▶ Task to carry out:
Your answer should be a single number: the count of lines in the material below that hold "JSON".

++++ Data listing

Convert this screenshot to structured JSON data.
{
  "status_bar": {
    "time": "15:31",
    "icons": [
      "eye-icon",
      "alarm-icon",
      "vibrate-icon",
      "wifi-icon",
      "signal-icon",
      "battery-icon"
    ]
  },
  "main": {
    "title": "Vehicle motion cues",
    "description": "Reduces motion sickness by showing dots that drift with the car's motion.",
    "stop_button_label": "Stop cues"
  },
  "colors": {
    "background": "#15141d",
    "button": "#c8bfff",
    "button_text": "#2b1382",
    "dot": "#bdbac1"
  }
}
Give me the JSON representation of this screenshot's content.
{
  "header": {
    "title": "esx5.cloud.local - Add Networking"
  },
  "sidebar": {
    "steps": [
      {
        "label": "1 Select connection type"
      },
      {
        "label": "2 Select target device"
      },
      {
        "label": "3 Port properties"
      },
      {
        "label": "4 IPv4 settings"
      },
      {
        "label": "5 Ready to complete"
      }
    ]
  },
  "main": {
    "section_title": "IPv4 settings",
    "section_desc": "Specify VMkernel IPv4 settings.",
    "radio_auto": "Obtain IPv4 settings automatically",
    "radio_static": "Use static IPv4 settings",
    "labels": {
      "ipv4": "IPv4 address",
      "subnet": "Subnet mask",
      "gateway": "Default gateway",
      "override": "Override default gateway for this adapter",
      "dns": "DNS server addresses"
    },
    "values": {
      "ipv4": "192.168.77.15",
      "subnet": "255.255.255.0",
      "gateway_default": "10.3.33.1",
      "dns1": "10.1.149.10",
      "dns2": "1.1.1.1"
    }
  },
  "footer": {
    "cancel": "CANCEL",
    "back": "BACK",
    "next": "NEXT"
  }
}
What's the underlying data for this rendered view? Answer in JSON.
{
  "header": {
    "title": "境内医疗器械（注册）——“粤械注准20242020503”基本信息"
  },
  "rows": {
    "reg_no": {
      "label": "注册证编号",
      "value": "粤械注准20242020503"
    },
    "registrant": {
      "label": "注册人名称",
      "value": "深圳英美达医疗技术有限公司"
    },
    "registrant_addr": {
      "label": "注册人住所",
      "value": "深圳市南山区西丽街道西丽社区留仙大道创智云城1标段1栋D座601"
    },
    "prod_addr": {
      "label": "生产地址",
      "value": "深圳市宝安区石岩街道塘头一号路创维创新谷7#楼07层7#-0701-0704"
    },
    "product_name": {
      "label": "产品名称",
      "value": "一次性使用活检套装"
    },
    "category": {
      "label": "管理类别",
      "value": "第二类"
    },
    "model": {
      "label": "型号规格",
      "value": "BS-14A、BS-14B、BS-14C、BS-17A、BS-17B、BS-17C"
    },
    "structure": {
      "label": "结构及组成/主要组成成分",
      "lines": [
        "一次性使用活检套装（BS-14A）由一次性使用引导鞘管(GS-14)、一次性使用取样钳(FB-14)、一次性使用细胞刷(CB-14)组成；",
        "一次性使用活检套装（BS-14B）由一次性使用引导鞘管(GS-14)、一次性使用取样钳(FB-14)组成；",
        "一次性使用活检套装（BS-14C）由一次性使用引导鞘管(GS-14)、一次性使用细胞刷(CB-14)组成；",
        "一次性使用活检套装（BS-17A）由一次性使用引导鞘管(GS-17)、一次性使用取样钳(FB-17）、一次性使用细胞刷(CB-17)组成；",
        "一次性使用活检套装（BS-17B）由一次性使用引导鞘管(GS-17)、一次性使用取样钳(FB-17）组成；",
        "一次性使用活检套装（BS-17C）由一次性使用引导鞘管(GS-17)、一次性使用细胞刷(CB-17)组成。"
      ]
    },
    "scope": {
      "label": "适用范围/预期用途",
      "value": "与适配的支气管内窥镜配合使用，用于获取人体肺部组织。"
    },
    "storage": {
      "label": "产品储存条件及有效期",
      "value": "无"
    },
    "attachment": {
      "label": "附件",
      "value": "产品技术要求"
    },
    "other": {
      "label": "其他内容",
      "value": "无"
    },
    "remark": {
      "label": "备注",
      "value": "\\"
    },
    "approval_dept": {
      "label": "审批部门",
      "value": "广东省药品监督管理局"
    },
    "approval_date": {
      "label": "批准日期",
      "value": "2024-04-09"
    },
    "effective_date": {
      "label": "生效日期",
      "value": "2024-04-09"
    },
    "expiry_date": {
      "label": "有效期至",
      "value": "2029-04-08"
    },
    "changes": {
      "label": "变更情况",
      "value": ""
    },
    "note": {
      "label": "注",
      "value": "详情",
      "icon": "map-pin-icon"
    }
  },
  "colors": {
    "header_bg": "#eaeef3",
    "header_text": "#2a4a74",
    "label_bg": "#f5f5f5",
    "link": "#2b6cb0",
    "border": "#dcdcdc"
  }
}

++++++++

▶ Task answer:
3